### Written task
Retype the full set of records. Keep every character identical.

### Task inputs
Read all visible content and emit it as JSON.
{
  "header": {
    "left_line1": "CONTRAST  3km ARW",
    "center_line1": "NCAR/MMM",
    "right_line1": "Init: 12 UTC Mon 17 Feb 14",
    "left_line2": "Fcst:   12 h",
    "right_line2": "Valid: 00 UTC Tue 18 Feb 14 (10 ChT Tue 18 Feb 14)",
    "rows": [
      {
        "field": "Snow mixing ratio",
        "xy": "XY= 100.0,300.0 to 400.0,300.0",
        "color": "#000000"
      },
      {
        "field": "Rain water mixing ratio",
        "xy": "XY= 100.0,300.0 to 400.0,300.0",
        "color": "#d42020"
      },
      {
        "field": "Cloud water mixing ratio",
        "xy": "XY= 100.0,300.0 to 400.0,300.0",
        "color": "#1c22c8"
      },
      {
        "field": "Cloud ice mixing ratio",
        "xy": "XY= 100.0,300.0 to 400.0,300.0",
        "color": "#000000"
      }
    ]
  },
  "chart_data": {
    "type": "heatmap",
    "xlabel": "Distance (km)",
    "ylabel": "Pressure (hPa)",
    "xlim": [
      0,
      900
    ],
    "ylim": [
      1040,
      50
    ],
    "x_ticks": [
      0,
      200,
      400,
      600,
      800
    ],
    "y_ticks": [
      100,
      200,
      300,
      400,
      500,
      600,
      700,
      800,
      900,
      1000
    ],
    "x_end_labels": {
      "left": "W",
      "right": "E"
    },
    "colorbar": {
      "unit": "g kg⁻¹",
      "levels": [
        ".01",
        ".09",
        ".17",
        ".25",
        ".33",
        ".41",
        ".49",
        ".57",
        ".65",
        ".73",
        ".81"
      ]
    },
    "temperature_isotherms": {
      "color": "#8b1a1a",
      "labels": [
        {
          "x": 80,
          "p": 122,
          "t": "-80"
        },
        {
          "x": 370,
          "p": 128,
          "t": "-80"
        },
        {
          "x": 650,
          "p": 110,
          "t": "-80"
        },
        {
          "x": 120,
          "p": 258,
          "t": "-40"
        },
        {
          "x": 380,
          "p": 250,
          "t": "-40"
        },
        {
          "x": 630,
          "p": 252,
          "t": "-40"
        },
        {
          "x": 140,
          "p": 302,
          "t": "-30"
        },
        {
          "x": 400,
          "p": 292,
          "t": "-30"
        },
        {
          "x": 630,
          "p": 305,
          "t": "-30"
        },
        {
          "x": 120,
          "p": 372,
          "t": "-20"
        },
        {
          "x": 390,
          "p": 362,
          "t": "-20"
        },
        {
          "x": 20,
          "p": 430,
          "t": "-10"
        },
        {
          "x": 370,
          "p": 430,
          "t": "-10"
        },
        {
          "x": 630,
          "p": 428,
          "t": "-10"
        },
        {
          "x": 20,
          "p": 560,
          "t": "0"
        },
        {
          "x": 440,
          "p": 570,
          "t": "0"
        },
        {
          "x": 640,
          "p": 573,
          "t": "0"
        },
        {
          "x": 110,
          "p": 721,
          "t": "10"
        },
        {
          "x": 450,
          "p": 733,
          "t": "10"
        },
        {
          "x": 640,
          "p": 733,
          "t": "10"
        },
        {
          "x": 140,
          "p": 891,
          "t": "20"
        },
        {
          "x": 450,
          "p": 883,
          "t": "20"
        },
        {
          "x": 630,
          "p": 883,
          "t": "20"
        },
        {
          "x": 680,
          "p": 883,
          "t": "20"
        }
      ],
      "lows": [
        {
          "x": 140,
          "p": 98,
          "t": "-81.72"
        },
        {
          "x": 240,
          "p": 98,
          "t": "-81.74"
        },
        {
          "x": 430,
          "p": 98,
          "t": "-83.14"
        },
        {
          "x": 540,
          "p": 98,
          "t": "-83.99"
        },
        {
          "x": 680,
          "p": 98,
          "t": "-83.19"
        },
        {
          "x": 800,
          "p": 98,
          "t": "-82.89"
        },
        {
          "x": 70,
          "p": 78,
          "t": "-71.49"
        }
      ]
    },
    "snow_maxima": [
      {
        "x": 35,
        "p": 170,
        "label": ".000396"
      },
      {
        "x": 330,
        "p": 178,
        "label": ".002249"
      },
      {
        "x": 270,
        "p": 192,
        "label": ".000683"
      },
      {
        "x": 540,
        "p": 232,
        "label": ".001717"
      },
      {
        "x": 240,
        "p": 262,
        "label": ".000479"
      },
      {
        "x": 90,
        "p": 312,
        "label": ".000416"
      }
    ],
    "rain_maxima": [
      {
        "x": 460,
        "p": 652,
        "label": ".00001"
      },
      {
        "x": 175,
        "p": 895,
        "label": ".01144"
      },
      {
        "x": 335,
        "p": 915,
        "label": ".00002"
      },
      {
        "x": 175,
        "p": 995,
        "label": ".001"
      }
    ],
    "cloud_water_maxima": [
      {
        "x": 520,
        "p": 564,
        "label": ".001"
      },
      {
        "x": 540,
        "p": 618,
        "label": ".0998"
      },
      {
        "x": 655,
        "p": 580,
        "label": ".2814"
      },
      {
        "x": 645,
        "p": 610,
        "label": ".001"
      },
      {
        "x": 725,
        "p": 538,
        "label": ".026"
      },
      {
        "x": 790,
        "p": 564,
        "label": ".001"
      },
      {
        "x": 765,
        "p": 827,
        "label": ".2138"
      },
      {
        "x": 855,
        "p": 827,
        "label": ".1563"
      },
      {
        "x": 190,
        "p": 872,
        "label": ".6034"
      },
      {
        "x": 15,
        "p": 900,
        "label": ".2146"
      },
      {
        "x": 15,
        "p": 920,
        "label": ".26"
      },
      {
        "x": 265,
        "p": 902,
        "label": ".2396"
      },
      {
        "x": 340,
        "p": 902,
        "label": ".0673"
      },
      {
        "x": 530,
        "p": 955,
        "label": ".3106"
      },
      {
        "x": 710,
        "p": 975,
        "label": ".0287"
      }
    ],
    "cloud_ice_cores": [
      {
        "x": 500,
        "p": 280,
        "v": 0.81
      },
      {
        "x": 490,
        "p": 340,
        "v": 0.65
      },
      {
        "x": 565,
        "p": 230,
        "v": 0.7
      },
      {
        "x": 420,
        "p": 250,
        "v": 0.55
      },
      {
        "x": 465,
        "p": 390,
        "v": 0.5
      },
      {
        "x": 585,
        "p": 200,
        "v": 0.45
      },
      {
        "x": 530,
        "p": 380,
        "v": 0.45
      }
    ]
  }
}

### Solved exercise
Read all visible content and emit it as JSON.
{
  "header": {
    "left_line1": "CONTRAST  3km ARW",
    "center_line1": "NCAR/MMM",
    "right_line1": "Init: 12 UTC Mon 17 Feb 14",
    "left_line2": "Fcst:   12 h",
    "right_line2": "Valid: 00 UTC Tue 18 Feb 14 (10 ChT Tue 18 Feb 14)",
    "rows": [
      {
        "field": "Snow mixing ratio",
        "xy": "XY= 100.0,300.0 to 400.0,300.0",
        "color": "#000000"
      },
      {
        "field": "Rain water mixing ratio",
        "xy": "XY= 100.0,300.0 to 400.0,300.0",
        "color": "#d42020"
      },
      {
        "field": "Cloud water mixing ratio",
        "xy": "XY= 100.0,300.0 to 400.0,300.0",
        "color": "#1c22c8"
      },
      {
        "field": "Cloud ice mixing ratio",
        "xy": "XY= 100.0,300.0 to 400.0,300.0",
        "color": "#000000"
      }
    ]
  },
  "chart_data": {
    "type": "heatmap",
    "xlabel": "Distance (km)",
    "ylabel": "Pressure (hPa)",
    "xlim": [
      0,
      900
    ],
    "ylim": [
      1040,
      50
    ],
    "x_ticks": [
      0,
      200,
      400,
      600,
      800
    ],
    "y_ticks": [
      100,
      200,
      300,
      400,
      500,
      600,
      700,
      800,
      900,
      1000
    ],
    "x_end_labels": {
      "left": "W",
      "right": "E"
    },
    "colorbar": {
      "unit": "g kg⁻¹",
      "levels": [
        ".01",
        ".09",
        ".17",
        ".25",
        ".33",
        ".41",
        ".49",
        ".57",
        ".65",
        ".73",
        ".81"
      ]
    },
    "temperature_isotherms": {
      "color": "#8b1a1a",
      "labels": [
        {
          "x": 80,
          "p": 122,
          "t": "-80"
        },
        {
          "x": 370,
          "p": 128,
          "t": "-80"
        },
        {
          "x": 650,
          "p": 110,
          "t": "-80"
        },
        {
          "x": 120,
          "p": 258,
          "t": "-40"
        },
        {
          "x": 380,
          "p": 250,
          "t": "-40"
        },
        {
          "x": 630,
          "p": 252,
          "t": "-40"
        },
        {
          "x": 140,
          "p": 302,
          "t": "-30"
        },
        {
          "x": 400,
          "p": 292,
          "t": "-30"
        },
        {
          "x": 630,
          "p": 305,
          "t": "-30"
        },
        {
          "x": 120,
          "p": 372,
          "t": "-20"
        },
        {
          "x": 390,
          "p": 362,
          "t": "-20"
        },
        {
          "x": 20,
          "p": 430,
          "t": "-10"
        },
        {
          "x": 370,
          "p": 430,
          "t": "-10"
        },
        {
          "x": 630,
          "p": 428,
          "t": "-10"
        },
        {
          "x": 20,
          "p": 560,
          "t": "0"
        },
        {
          "x": 440,
          "p": 570,
          "t": "0"
        },
        {
          "x": 640,
          "p": 573,
          "t": "0"
        },
        {
          "x": 110,
          "p": 721,
          "t": "10"
        },
        {
          "x": 450,
          "p": 733,
          "t": "10"
        },
        {
          "x": 640,
          "p": 733,
          "t": "10"
        },
        {
          "x": 140,
          "p": 891,
          "t": "20"
        },
        {
          "x": 450,
          "p": 883,
          "t": "20"
        },
        {
          "x": 630,
          "p": 883,
          "t": "20"
        },
        {
          "x": 680,
          "p": 883,
          "t": "20"
        }
      ],
      "lows": [
        {
          "x": 140,
          "p": 98,
          "t": "-81.72"
        },
        {
          "x": 240,
          "p": 98,
          "t": "-81.74"
        },
        {
          "x": 430,
          "p": 98,
          "t": "-83.14"
        },
        {
          "x": 540,
          "p": 98,
          "t": "-83.99"
        },
        {
          "x": 680,
          "p": 98,
          "t": "-83.19"
        },
        {
          "x": 800,
          "p": 98,
          "t": "-82.89"
        },
        {
          "x": 70,
          "p": 78,
          "t": "-71.49"
        }
      ]
    },
    "snow_maxima": [
      {
        "x": 35,
        "p": 170,
        "label": ".000396"
      },
      {
        "x": 330,
        "p": 178,
        "label": ".002249"
      },
      {
        "x": 270,
        "p": 192,
        "label": ".000683"
      },
      {
        "x": 540,
        "p": 232,
        "label": ".001717"
      },
      {
        "x": 240,
        "p": 262,
        "label": ".000479"
      },
      {
        "x": 90,
        "p": 312,
        "label": ".000416"
      }
    ],
    "rain_maxima": [
      {
        "x": 460,
        "p": 652,
        "label": ".00001"
      },
      {
        "x": 175,
        "p": 895,
        "label": ".01144"
      },
      {
        "x": 335,
        "p": 915,
        "label": ".00002"
      },
      {
        "x": 175,
        "p": 995,
        "label": ".001"
      }
    ],
    "cloud_water_maxima": [
      {
        "x": 520,
        "p": 564,
        "label": ".001"
      },
      {
        "x": 540,
        "p": 618,
        "label": ".0998"
      },
      {
        "x": 655,
        "p": 580,
        "label": ".2814"
      },
      {
        "x": 645,
        "p": 610,
        "label": ".001"
      },
      {
        "x": 725,
        "p": 538,
        "label": ".026"
      },
      {
        "x": 790,
        "p": 564,
        "label": ".001"
      },
      {
        "x": 765,
        "p": 827,
        "label": ".2138"
      },
      {
        "x": 855,
        "p": 827,
        "label": ".1563"
      },
      {
        "x": 190,
        "p": 872,
        "label": ".6034"
      },
      {
        "x": 15,
        "p": 900,
        "label": ".2146"
      },
      {
        "x": 15,
        "p": 920,
        "label": ".26"
      },
      {
        "x": 265,
        "p": 902,
        "label": ".2396"
      },
      {
        "x": 340,
        "p": 902,
        "label": ".0673"
      },
      {
        "x": 530,
        "p": 955,
        "label": ".3106"
      },
      {
        "x": 710,
        "p": 975,
        "label": ".0287"
      }
    ],
    "cloud_ice_cores": [
      {
        "x": 500,
        "p": 280,
        "v": 0.81
      },
      {
        "x": 490,
        "p": 340,
        "v": 0.65
      },
      {
        "x": 565,
        "p": 230,
        "v": 0.7
      },
      {
        "x": 420,
        "p": 250,
        "v": 0.55
      },
      {
        "x": 465,
        "p": 390,
        "v": 0.5
      },
      {
        "x": 585,
        "p": 200,
        "v": 0.45
      },
      {
        "x": 530,
        "p": 380,
        "v": 0.45
      }
    ]
  }
}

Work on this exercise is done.